● **Work to do**:
Retype the passage of the mlx4 patch reply word for word, starting at "Optimize single segment" and ending after "multi segments case.".

● **Document**:
+---+
Re: [PATCH v3 5/7] net/mlx4: separate Tx segment cases

From: Matan Azrad <matan@mellanox.com>
To: Adrien Mazarguil <adrien.mazarguil@6wind.com>
Cc: "dev@dpdk.org" <dev@dpdk.org>, Ophir Munk <ophirmu@mellanox.com>
Subject: Re: [PATCH v3 5/7] net/mlx4: separate Tx segment cases
Date: Mon, 30 Oct 2017 18:23:31 +0000	[thread overview]
Message-ID: <HE1PR0502MB3659F8FFDD48250619B28063D2590@HE1PR0502MB3659.eurprd05.prod.outlook.com> (raw)
In-Reply-To: <20171030142344.GB26782@6wind.com>

Hi Adrien

> -----Original Message-----
> From: Adrien Mazarguil [mailto:adrien.mazarguil@6wind.com]
> Sent: Monday, October 30, 2017 4:24 PM
> To: Matan Azrad <matan@mellanox.com>
> Cc: dev@dpdk.org; Ophir Munk <ophirmu@mellanox.com>
> Subject: Re: [PATCH v3 5/7] net/mlx4: separate Tx segment cases
> 
> On Mon, Oct 30, 2017 at 10:07:27AM +0000, Matan Azrad wrote:
> > Since single segment packets shouldn't use additional memory to save
> > segments byte count we can prevent additional memory unnecessary
> usage
> > in this case; Prevent loop management.
> >
> 
> Sorry for asking but I really don't understand the above, can you reformulate
> the problem addressed by this patch?
> 
What's about next?
Optimize single segment case by processing it in different code which prevents checks and calculations relevant only to multi segment case. 

> > Call a dedicated function for handling multi segments case.
> 
> This sentence is clearer, I'll base my review on what this patch does, not the
> reasons behind it.
> 
> > Signed-off-by: Matan Azrad <matan@mellanox.com>
> > Signed-off-by: Ophir Munk <ophirmu@mellanox.com>
> > ---
> >  drivers/net/mlx4/mlx4_rxtx.c | 247
> > +++++++++++++++++++++++++++----------------
> >  1 file changed, 158 insertions(+), 89 deletions(-)
+---+
● **Supplied material**:
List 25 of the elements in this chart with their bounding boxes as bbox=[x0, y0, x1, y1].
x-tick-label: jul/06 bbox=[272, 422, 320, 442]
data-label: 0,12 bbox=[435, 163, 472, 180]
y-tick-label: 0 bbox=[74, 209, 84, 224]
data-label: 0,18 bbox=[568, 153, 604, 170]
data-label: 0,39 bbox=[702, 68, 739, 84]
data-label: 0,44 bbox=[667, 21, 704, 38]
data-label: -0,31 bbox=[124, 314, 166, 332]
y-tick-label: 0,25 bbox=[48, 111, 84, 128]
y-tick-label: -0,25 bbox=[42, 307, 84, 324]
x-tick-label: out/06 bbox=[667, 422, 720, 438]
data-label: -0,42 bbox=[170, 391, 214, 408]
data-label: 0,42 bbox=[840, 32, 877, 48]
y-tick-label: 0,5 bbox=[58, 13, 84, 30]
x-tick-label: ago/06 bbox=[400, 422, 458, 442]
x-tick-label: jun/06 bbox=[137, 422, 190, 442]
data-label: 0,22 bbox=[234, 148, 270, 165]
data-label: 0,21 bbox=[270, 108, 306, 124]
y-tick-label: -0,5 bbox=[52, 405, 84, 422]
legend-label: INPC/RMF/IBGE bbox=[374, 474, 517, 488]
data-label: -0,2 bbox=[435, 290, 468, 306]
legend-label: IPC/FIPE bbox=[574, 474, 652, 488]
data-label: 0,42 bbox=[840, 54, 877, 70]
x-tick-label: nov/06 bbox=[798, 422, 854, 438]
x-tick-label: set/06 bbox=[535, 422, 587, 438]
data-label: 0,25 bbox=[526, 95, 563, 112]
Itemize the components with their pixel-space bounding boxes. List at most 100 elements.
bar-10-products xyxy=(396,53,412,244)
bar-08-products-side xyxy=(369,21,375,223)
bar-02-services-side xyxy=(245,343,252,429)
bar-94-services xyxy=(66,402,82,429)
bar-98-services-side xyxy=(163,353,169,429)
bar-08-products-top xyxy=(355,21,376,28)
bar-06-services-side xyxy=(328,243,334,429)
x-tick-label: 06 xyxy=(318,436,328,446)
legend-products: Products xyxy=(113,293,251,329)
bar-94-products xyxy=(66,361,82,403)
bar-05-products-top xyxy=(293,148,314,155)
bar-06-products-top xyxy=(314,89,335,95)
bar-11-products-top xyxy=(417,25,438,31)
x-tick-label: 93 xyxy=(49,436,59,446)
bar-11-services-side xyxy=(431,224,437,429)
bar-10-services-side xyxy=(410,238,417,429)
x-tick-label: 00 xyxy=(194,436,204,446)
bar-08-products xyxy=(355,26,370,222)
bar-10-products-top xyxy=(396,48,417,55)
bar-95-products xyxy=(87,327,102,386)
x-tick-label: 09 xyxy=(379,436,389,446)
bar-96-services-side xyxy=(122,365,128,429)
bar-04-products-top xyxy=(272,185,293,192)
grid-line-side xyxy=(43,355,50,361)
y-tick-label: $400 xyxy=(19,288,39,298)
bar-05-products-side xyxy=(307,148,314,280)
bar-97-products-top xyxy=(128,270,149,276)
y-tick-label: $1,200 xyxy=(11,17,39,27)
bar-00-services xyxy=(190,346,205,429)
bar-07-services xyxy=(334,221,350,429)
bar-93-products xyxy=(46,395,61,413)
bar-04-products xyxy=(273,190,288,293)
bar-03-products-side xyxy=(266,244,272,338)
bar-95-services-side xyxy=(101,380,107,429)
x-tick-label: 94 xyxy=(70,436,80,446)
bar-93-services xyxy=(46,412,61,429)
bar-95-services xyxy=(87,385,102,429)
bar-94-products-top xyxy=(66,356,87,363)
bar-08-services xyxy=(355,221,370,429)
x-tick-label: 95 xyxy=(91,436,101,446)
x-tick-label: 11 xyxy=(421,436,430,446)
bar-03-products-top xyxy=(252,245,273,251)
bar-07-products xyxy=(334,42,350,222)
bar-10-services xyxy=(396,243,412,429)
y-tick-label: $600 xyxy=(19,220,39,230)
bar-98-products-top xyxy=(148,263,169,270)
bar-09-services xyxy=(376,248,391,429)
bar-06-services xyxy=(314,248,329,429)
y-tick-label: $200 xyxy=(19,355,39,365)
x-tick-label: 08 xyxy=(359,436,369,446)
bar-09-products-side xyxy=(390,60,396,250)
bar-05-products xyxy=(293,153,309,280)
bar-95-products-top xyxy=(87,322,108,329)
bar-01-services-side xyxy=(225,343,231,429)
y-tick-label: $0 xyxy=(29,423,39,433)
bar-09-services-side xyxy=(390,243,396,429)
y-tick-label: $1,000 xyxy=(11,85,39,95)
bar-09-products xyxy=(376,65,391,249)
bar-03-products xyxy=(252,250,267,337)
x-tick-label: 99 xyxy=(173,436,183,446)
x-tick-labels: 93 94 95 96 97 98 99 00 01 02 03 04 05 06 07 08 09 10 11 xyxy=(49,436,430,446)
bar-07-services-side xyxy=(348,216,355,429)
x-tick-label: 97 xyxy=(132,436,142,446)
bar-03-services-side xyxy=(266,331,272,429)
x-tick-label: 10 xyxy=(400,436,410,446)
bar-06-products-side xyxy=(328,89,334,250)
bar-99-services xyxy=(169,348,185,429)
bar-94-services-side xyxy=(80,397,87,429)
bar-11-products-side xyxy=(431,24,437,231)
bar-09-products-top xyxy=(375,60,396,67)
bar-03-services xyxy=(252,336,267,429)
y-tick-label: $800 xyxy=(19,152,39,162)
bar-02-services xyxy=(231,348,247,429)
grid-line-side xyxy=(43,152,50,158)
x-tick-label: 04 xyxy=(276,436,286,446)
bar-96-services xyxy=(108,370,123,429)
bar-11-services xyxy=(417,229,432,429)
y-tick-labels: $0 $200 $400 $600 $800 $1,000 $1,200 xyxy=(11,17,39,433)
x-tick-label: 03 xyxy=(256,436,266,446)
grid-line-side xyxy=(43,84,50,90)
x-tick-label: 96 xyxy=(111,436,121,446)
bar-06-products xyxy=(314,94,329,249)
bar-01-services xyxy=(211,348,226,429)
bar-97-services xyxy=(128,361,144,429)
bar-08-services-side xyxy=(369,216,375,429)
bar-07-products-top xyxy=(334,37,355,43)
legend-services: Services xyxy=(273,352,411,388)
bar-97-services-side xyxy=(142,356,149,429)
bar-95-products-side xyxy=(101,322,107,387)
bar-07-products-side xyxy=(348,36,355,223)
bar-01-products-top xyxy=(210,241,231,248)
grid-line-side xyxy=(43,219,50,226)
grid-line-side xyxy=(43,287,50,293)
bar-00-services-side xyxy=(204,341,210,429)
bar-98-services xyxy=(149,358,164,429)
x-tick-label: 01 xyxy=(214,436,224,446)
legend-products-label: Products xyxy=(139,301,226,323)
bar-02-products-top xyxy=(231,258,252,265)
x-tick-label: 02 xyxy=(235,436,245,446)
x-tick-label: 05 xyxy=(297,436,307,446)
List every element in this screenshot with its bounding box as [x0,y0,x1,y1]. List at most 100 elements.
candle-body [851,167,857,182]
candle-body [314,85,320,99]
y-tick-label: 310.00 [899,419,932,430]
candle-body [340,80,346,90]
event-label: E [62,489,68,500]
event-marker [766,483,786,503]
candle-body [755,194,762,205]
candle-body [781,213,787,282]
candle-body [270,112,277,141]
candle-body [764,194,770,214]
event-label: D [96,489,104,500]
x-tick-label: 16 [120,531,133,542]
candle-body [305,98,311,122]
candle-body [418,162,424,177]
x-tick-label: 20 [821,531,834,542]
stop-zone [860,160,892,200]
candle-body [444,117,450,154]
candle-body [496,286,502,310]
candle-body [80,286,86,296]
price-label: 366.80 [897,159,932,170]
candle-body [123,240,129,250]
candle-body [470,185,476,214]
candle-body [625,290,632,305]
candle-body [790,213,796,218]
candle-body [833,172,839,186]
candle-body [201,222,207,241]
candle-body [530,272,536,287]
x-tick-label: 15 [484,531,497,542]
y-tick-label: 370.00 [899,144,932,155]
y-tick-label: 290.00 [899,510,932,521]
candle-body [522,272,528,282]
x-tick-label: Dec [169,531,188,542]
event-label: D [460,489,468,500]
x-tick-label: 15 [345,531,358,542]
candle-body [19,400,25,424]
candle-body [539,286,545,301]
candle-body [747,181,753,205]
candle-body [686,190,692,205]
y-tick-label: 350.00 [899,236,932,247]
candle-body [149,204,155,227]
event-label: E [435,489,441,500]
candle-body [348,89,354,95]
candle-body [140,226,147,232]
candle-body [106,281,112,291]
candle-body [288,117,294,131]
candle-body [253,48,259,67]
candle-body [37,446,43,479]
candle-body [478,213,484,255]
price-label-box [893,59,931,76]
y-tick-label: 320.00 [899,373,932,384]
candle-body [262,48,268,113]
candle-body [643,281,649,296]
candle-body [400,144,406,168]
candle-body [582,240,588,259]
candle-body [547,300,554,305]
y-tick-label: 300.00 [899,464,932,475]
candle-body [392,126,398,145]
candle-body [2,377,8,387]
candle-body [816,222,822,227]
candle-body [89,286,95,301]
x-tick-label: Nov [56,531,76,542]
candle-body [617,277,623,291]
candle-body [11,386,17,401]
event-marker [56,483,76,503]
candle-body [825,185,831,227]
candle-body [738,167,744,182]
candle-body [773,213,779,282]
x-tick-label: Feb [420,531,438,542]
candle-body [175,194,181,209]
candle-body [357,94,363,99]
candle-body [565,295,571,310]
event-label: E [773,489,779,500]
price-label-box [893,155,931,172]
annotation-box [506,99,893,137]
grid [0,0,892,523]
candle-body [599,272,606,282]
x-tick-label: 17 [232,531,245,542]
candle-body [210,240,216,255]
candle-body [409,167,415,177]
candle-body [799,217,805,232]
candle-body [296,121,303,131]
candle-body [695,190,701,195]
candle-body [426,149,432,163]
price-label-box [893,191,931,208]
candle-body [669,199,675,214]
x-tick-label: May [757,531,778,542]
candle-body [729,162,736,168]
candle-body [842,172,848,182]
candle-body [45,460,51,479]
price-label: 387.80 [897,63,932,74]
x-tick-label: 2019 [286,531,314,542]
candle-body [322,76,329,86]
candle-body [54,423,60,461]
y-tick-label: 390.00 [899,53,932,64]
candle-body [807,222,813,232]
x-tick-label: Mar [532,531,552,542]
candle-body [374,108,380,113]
+---+
● **Answer to this exercise**:
Optimize single segment case by processing it in different code which prevents checks and calculations relevant only to multi segment case. 

> > Call a dedicated function for handling multi segments case.